WHAT THIS TASK INVOLVES:
Read the lines that follow and pick out every one containing the word "stress".

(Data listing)

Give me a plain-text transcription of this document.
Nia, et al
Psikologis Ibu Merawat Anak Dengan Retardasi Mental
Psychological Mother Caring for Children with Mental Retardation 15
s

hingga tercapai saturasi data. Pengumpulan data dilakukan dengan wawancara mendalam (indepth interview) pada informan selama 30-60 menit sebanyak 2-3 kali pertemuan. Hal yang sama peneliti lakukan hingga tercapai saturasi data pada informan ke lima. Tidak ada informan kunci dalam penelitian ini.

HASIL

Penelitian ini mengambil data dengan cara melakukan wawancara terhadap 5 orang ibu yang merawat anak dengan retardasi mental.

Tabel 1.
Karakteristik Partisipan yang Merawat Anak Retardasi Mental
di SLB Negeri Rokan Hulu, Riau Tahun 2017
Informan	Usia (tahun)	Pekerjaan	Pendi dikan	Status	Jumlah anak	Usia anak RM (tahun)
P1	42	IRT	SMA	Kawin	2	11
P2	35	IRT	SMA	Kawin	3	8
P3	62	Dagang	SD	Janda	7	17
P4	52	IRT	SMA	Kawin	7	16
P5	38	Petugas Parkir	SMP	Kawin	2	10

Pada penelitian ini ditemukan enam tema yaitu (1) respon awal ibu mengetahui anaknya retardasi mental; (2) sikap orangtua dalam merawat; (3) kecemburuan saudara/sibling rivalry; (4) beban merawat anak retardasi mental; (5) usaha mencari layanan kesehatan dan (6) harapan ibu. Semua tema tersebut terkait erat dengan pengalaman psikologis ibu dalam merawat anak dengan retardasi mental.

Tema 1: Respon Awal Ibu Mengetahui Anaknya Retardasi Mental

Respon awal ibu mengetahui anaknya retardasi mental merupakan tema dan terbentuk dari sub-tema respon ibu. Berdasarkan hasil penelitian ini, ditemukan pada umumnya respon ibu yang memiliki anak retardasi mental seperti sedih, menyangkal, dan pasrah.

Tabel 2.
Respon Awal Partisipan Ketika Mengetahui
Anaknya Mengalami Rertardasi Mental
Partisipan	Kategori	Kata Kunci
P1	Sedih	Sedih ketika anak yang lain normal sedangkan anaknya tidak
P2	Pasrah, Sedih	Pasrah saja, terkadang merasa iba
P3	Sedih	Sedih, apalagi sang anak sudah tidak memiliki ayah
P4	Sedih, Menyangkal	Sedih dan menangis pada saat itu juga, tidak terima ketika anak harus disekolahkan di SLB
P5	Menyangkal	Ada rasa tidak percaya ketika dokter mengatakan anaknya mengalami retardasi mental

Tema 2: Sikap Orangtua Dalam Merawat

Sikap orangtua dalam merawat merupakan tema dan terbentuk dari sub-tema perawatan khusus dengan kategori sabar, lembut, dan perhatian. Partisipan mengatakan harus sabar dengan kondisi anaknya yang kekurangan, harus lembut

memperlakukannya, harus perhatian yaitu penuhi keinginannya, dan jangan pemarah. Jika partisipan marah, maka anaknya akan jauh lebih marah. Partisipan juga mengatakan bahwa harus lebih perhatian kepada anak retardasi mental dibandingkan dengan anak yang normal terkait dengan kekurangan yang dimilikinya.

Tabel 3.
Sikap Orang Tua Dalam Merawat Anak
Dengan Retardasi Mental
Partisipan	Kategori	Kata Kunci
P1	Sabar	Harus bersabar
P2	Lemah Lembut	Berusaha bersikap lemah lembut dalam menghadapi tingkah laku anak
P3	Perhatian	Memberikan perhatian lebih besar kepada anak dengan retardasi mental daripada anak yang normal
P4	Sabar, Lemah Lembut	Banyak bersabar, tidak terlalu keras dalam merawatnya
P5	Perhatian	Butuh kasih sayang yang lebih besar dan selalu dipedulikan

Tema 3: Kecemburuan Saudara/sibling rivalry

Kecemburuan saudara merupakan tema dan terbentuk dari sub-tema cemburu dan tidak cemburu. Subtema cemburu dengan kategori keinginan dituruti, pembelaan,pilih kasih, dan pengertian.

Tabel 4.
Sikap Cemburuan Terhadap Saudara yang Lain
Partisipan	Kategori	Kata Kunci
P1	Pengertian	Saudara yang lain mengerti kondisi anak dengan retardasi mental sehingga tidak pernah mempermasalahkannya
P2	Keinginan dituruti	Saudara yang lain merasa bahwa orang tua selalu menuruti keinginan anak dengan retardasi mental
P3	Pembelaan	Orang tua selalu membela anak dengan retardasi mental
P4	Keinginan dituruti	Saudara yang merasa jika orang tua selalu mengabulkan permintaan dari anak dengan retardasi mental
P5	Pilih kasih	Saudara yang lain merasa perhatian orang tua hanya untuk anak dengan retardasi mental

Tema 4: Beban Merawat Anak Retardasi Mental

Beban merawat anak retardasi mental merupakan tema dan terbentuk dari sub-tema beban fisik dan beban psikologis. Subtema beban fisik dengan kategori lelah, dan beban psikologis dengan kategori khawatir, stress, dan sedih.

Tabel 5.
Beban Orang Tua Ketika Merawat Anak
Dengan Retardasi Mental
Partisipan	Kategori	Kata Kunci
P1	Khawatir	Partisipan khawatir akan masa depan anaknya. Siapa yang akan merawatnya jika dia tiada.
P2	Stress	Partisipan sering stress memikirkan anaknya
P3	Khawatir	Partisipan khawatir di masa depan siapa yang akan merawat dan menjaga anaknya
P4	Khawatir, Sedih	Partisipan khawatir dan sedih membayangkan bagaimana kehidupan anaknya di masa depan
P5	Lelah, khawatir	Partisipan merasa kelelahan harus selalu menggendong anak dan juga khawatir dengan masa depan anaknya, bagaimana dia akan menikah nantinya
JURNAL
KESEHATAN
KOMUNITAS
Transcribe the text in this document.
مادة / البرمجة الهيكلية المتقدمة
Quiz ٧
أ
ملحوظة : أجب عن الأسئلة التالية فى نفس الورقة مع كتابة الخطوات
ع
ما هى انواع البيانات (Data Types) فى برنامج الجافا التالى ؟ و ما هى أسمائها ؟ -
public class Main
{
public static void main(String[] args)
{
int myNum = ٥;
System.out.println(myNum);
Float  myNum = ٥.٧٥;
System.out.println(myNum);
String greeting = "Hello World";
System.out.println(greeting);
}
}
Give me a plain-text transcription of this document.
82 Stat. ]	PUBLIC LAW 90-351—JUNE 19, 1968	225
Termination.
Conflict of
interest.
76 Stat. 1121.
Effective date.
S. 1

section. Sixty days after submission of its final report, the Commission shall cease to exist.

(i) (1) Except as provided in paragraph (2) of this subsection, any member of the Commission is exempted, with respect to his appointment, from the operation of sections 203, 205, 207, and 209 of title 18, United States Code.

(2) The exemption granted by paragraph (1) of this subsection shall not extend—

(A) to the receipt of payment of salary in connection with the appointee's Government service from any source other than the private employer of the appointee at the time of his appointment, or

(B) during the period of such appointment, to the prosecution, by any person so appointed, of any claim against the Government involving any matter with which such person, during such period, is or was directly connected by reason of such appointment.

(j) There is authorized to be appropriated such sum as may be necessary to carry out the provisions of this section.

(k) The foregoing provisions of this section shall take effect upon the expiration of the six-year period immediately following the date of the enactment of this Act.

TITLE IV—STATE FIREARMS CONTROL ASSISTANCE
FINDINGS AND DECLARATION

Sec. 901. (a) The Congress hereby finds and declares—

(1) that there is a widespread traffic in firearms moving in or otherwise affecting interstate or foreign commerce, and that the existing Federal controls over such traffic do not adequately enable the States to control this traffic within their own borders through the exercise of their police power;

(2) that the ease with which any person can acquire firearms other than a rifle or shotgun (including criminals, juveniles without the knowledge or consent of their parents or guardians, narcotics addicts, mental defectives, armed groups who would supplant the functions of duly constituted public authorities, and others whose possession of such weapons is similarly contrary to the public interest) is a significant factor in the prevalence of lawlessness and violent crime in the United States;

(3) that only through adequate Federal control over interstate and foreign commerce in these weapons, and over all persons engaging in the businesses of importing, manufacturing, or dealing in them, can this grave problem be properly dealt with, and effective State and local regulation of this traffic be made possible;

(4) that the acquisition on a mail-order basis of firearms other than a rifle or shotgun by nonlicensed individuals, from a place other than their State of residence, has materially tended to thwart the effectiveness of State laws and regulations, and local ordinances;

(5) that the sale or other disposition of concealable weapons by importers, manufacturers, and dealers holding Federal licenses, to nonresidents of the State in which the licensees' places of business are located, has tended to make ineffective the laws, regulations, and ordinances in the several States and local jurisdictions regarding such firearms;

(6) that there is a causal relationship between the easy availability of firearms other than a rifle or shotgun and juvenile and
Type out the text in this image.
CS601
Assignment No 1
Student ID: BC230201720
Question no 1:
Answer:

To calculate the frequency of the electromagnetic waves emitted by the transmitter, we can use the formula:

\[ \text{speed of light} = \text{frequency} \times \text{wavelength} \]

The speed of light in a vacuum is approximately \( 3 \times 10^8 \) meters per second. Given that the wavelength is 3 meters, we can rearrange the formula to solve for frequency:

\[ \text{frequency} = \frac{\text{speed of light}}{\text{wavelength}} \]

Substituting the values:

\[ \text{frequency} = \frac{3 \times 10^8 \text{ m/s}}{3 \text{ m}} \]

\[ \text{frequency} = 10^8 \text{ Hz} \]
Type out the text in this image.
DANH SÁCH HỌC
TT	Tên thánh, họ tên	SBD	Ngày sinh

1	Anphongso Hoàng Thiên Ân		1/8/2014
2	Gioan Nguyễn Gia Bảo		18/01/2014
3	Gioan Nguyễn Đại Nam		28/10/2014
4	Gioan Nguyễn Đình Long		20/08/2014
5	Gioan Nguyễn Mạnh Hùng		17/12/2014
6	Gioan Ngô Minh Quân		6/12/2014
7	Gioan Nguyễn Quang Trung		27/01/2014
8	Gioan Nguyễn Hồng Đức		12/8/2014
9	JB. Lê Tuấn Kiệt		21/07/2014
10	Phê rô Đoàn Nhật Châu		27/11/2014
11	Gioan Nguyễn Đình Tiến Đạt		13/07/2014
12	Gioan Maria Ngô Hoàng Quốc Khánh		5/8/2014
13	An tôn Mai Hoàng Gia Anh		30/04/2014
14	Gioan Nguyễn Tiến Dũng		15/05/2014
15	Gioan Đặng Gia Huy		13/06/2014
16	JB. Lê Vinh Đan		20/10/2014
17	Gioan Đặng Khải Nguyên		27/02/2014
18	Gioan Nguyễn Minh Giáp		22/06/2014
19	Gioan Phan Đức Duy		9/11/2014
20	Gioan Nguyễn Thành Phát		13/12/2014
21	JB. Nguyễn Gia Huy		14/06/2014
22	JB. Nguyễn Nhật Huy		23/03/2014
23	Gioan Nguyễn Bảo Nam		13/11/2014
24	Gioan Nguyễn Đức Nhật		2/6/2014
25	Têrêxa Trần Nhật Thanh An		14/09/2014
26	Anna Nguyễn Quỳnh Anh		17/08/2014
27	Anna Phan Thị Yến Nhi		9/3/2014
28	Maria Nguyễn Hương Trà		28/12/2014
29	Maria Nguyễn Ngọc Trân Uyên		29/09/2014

OUTPUT BELOW:
Beban merawat anak retardasi mental merupakan tema dan terbentuk dari sub-tema beban fisik dan beban psikologis. Subtema beban fisik dengan kategori lelah, dan beban psikologis dengan kategori khawatir, stress, dan sedih.
P2	Stress	Partisipan sering stress memikirkan anaknya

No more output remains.